### PAGE TEXT:
------------------------------------

Fluid-filled cavities, such as abscesses, may also be detected in the pulmonary parenchyma. Radiographically, it is not always possible to differentiate solid from fluid-filled structures. They may occur secondarily to aspiration pneumonia or foreign bodies, either inhaled or migrating. Migrating parasites can also create fluid-filled cavities within the pulmonary parenchyma. Ultrasound-guided puncture of fluid-filled cavities will provide a more definitive diagnosis. If in endemic regions, fecal analysis for parasites should be performed when pulmonary cysts are detected.
Diaphragm: the presence of pleural and/or peritoneal fluid makes the assessment of the diaphragm in cases of rupture possible. When thoracic radiographs are suggestive but not definitive the diagnosis of diaphragmatic rupture, ultrasound can be used to assess the integrity of the diaphragm. However, the large structure, large surface area and domed shape of the diaphragm, as well as its numerous attachments, make it difficult to examine completely with ultrasound. In cases of suspected diaphragmatic rupture, the diaphragm is generally examined from a substernal approach. Congenital peritoneopericardial diaphragmatic hernias can be identified by the presence of abdominal contents in the pericardial sac. Hiatal hernias are better diagnosed radiographically with the help of positive contrast medium and fluoroscopy.
Ultrasound-Guided Tissue Sampling in the Thorax
Ultrasound-guided interventions of the thorax can be performed to remove pleural fluid and perform fine-needle aspiration or tru-cut biopsies of solid lesions or the lung parenchyma. Ultrasound-guided fluid aspiration is most helpful when small amounts of fluid are present and blind techniques are unrewarding. Twenty-two gauge needles are generally adequate for fluid removal, but 20 and 18 may be used when extremely large quantities must be removed or the fluid is hyperechoic or adhesive strands are evident floating within the fluid. A needle connected to an extension set with a 3-way stopcock attached to a 20-60 ml syringe is optimal when large amounts of fluid are present. Patients are ideally placed in sternal recumbency and the needle positioned in the ventral aspect of the thorax and cranial to the heart. Sedation is generally not required.

------------------------------------

Echo back the stretch of the ultrasound passage from "Fluid-filled cavities, such" through "cysts are detected." word for word. Work only from the ultrasound passage itself.

------------------------------------

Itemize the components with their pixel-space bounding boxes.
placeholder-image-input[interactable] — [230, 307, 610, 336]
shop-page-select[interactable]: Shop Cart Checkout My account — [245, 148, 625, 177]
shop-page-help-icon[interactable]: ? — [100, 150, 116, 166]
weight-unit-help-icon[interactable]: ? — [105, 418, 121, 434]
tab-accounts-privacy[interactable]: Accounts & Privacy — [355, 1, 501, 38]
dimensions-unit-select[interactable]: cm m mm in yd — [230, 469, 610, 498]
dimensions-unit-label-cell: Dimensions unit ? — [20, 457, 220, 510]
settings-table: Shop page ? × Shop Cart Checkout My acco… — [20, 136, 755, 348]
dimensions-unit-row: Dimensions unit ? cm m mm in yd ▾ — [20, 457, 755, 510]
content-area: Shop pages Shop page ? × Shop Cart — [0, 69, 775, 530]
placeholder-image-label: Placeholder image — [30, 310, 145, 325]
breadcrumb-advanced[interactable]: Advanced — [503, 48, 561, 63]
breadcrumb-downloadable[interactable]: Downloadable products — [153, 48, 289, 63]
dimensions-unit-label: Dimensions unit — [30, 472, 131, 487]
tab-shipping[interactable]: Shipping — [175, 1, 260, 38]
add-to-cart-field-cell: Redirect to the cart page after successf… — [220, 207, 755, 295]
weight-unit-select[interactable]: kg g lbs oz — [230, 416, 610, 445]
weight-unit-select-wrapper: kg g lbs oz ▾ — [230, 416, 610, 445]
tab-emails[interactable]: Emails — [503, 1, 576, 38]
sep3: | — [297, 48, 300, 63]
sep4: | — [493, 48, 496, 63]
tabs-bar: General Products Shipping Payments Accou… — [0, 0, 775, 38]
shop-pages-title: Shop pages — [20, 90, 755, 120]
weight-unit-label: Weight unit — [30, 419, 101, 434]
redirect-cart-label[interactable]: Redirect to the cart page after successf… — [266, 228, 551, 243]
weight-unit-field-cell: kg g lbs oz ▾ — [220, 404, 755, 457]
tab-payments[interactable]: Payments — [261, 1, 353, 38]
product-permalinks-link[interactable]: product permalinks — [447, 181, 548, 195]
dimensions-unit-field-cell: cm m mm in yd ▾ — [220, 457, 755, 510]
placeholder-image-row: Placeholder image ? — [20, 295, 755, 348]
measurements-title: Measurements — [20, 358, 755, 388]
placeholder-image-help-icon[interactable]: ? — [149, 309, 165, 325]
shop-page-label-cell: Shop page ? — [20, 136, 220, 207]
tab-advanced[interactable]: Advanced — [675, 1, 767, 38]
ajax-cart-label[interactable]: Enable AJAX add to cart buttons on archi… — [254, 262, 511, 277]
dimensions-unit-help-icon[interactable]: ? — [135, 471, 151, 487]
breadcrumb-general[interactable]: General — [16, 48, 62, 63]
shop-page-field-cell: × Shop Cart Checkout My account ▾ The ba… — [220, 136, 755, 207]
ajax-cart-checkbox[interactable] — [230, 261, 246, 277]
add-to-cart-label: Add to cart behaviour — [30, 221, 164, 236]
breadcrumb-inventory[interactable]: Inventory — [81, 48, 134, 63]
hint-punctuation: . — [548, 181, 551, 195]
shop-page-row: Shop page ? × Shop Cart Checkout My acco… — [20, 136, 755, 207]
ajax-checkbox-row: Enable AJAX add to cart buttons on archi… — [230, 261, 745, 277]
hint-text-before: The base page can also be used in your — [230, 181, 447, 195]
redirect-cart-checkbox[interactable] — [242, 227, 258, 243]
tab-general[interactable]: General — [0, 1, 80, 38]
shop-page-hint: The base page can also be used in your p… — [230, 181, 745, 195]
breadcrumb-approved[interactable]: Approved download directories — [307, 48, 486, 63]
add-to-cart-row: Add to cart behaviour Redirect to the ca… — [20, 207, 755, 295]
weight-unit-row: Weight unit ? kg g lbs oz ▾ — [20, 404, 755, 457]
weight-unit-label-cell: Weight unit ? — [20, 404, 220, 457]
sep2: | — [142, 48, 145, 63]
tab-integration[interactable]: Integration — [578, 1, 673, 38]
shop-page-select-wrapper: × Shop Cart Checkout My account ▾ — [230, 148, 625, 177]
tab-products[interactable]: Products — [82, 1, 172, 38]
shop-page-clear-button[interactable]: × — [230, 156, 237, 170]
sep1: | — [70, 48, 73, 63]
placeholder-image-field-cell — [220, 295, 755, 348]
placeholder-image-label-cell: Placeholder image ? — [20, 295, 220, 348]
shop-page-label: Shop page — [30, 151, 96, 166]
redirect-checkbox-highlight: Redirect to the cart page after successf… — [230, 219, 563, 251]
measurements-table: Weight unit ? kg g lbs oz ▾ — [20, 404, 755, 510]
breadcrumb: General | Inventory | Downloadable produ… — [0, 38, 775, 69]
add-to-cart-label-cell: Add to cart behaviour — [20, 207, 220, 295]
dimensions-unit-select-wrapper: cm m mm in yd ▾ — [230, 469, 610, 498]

------------------------------------

### OUTPUT FOR THIS EXERCISE:
Fluid-filled cavities, such as abscesses, may also be detected in the pulmonary parenchyma. Radiographically, it is not always possible to differentiate solid from fluid-filled structures. They may occur secondarily to aspiration pneumonia or foreign bodies, either inhaled or migrating. Migrating parasites can also create fluid-filled cavities within the pulmonary parenchyma. Ultrasound-guided puncture of fluid-filled cavities will provide a more definitive diagnosis. If in endemic regions, fecal analysis for parasites should be performed when pulmonary cysts are detected.